■ INSTRUCTIONS FOR THE TASK: Would it be possible to write out each entry below exactly, without the pictures?

** Start RECORDS SUPPLIED **

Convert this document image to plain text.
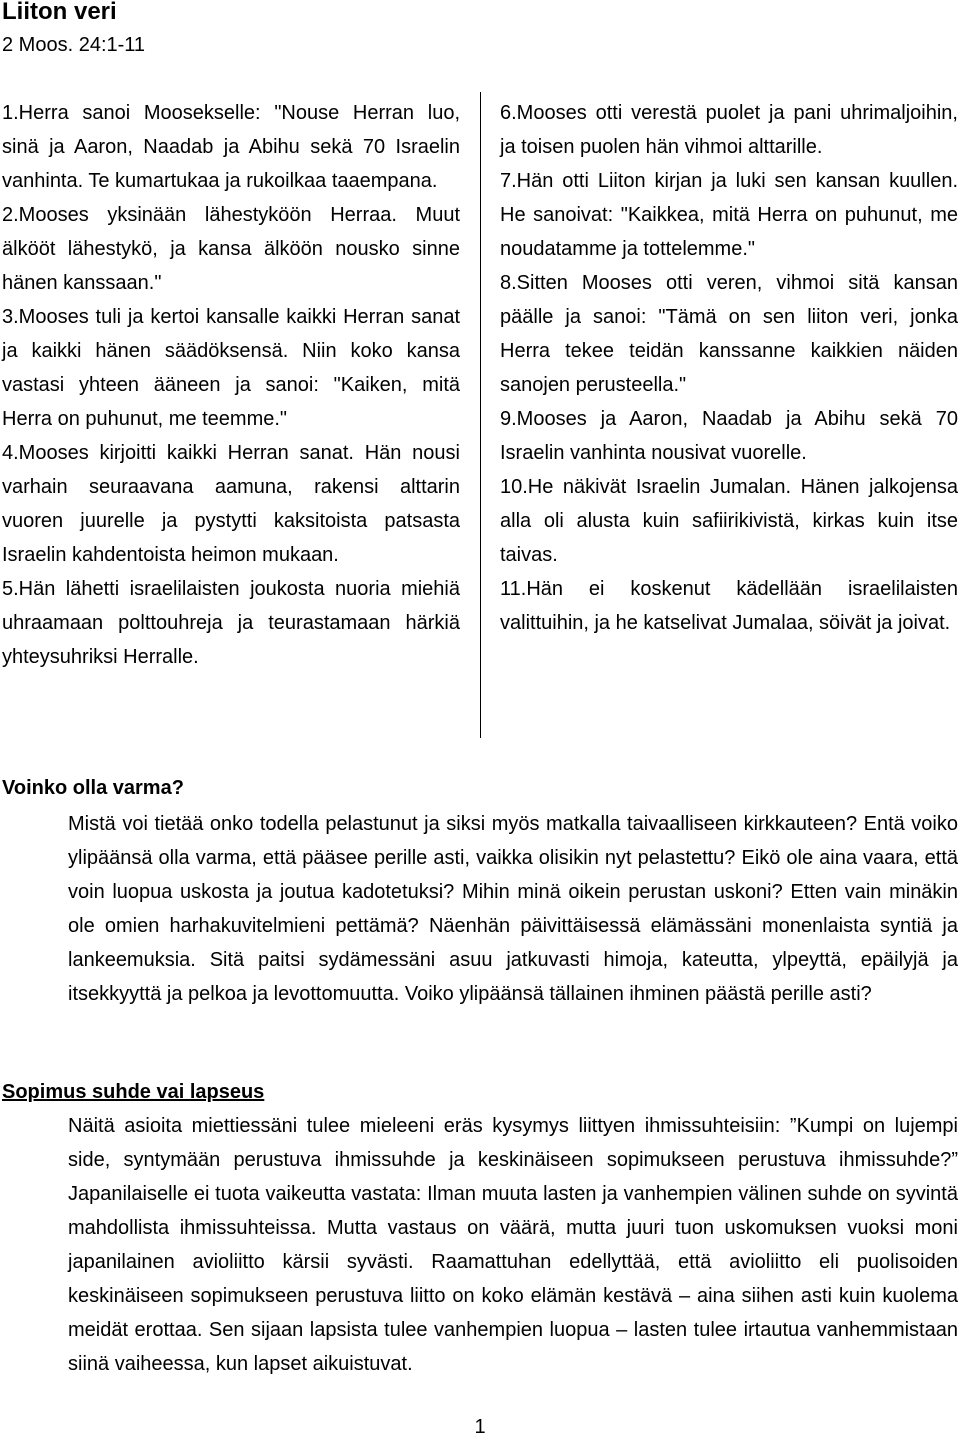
Liiton veri
2 Moos. 24:1-11

1.Herra sanoi Moosekselle: "Nouse Herran luo, sinä ja Aaron, Naadab ja Abihu sekä 70 Israelin vanhinta. Te kumartukaa ja rukoilkaa taaempana.

2.Mooses yksinään lähestyköön Herraa. Muut älkööt lähestykö, ja kansa älköön nousko sinne hänen kanssaan."

3.Mooses tuli ja kertoi kansalle kaikki Herran sanat ja kaikki hänen säädöksensä. Niin koko kansa vastasi yhteen ääneen ja sanoi: "Kaiken, mitä Herra on puhunut, me teemme."

4.Mooses kirjoitti kaikki Herran sanat. Hän nousi varhain seuraavana aamuna, rakensi alttarin vuoren juurelle ja pystytti kaksitoista patsasta Israelin kahdentoista heimon mukaan.

5.Hän lähetti israelilaisten joukosta nuoria miehiä uhraamaan polttouhreja ja teurastamaan härkiä yhteysuhriksi Herralle.

6.Mooses otti verestä puolet ja pani uhrimaljoihin, ja toisen puolen hän vihmoi alttarille.

7.Hän otti Liiton kirjan ja luki sen kansan kuullen. He sanoivat: "Kaikkea, mitä Herra on puhunut, me noudatamme ja tottelemme."

8.Sitten Mooses otti veren, vihmoi sitä kansan päälle ja sanoi: "Tämä on sen liiton veri, jonka Herra tekee teidän kanssanne kaikkien näiden sanojen perusteella."

9.Mooses ja Aaron, Naadab ja Abihu sekä 70 Israelin vanhinta nousivat vuorelle.

10.He näkivät Israelin Jumalan. Hänen jalkojensa alla oli alusta kuin safiirikivistä, kirkas kuin itse taivas.

11.Hän ei koskenut kädellään israelilaisten valittuihin, ja he katselivat Jumalaa, söivät ja joivat.

Voinko olla varma?

Mistä voi tietää onko todella pelastunut ja siksi myös matkalla taivaalliseen kirkkauteen? Entä voiko ylipäänsä olla varma, että pääsee perille asti, vaikka olisikin nyt pelastettu? Eikö ole aina vaara, että voin luopua uskosta ja joutua kadotetuksi? Mihin minä oikein perustan uskoni? Etten vain minäkin ole omien harhakuvitelmieni pettämä? Näenhän päivittäisessä elämässäni monenlaista syntiä ja lankeemuksia. Sitä paitsi sydämessäni asuu jatkuvasti himoja, kateutta, ylpeyttä, epäilyjä ja itsekkyyttä ja pelkoa ja levottomuutta. Voiko ylipäänsä tällainen ihminen päästä perille asti?

Sopimus suhde vai lapseus

Näitä asioita miettiessäni tulee mieleeni eräs kysymys liittyen ihmissuhteisiin: ”Kumpi on lujempi side, syntymään perustuva ihmissuhde ja keskinäiseen sopimukseen perustuva ihmissuhde?” Japanilaiselle ei tuota vaikeutta vastata: Ilman muuta lasten ja vanhempien välinen suhde on syvintä mahdollista ihmissuhteissa. Mutta vastaus on väärä, mutta juuri tuon uskomuksen vuoksi moni japanilainen avioliitto kärsii syvästi. Raamattuhan edellyttää, että avioliitto eli puolisoiden keskinäiseen sopimukseen perustuva liitto on koko elämän kestävä – aina siihen asti kuin kuolema meidät erottaa. Sen sijaan lapsista tulee vanhempien luopua – lasten tulee irtautua vanhemmistaan siinä vaiheessa, kun lapset aikuistuvat.

1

** End RECORDS SUPPLIED **

■ CORRECT RESULT:
Convert this document image to plain text.
Liiton veri
2 Moos. 24:1-11

1.Herra sanoi Moosekselle: "Nouse Herran luo, sinä ja Aaron, Naadab ja Abihu sekä 70 Israelin vanhinta. Te kumartukaa ja rukoilkaa taaempana.

2.Mooses yksinään lähestyköön Herraa. Muut älkööt lähestykö, ja kansa älköön nousko sinne hänen kanssaan."

3.Mooses tuli ja kertoi kansalle kaikki Herran sanat ja kaikki hänen säädöksensä. Niin koko kansa vastasi yhteen ääneen ja sanoi: "Kaiken, mitä Herra on puhunut, me teemme."

4.Mooses kirjoitti kaikki Herran sanat. Hän nousi varhain seuraavana aamuna, rakensi alttarin vuoren juurelle ja pystytti kaksitoista patsasta Israelin kahdentoista heimon mukaan.

5.Hän lähetti israelilaisten joukosta nuoria miehiä uhraamaan polttouhreja ja teurastamaan härkiä yhteysuhriksi Herralle.

6.Mooses otti verestä puolet ja pani uhrimaljoihin, ja toisen puolen hän vihmoi alttarille.

7.Hän otti Liiton kirjan ja luki sen kansan kuullen. He sanoivat: "Kaikkea, mitä Herra on puhunut, me noudatamme ja tottelemme."

8.Sitten Mooses otti veren, vihmoi sitä kansan päälle ja sanoi: "Tämä on sen liiton veri, jonka Herra tekee teidän kanssanne kaikkien näiden sanojen perusteella."

9.Mooses ja Aaron, Naadab ja Abihu sekä 70 Israelin vanhinta nousivat vuorelle.

10.He näkivät Israelin Jumalan. Hänen jalkojensa alla oli alusta kuin safiirikivistä, kirkas kuin itse taivas.

11.Hän ei koskenut kädellään israelilaisten valittuihin, ja he katselivat Jumalaa, söivät ja joivat.

Voinko olla varma?

Mistä voi tietää onko todella pelastunut ja siksi myös matkalla taivaalliseen kirkkauteen? Entä voiko ylipäänsä olla varma, että pääsee perille asti, vaikka olisikin nyt pelastettu? Eikö ole aina vaara, että voin luopua uskosta ja joutua kadotetuksi? Mihin minä oikein perustan uskoni? Etten vain minäkin ole omien harhakuvitelmieni pettämä? Näenhän päivittäisessä elämässäni monenlaista syntiä ja lankeemuksia. Sitä paitsi sydämessäni asuu jatkuvasti himoja, kateutta, ylpeyttä, epäilyjä ja itsekkyyttä ja pelkoa ja levottomuutta. Voiko ylipäänsä tällainen ihminen päästä perille asti?

Sopimus suhde vai lapseus

Näitä asioita miettiessäni tulee mieleeni eräs kysymys liittyen ihmissuhteisiin: ”Kumpi on lujempi side, syntymään perustuva ihmissuhde ja keskinäiseen sopimukseen perustuva ihmissuhde?” Japanilaiselle ei tuota vaikeutta vastata: Ilman muuta lasten ja vanhempien välinen suhde on syvintä mahdollista ihmissuhteissa. Mutta vastaus on väärä, mutta juuri tuon uskomuksen vuoksi moni japanilainen avioliitto kärsii syvästi. Raamattuhan edellyttää, että avioliitto eli puolisoiden keskinäiseen sopimukseen perustuva liitto on koko elämän kestävä – aina siihen asti kuin kuolema meidät erottaa. Sen sijaan lapsista tulee vanhempien luopua – lasten tulee irtautua vanhemmistaan siinä vaiheessa, kun lapset aikuistuvat.

1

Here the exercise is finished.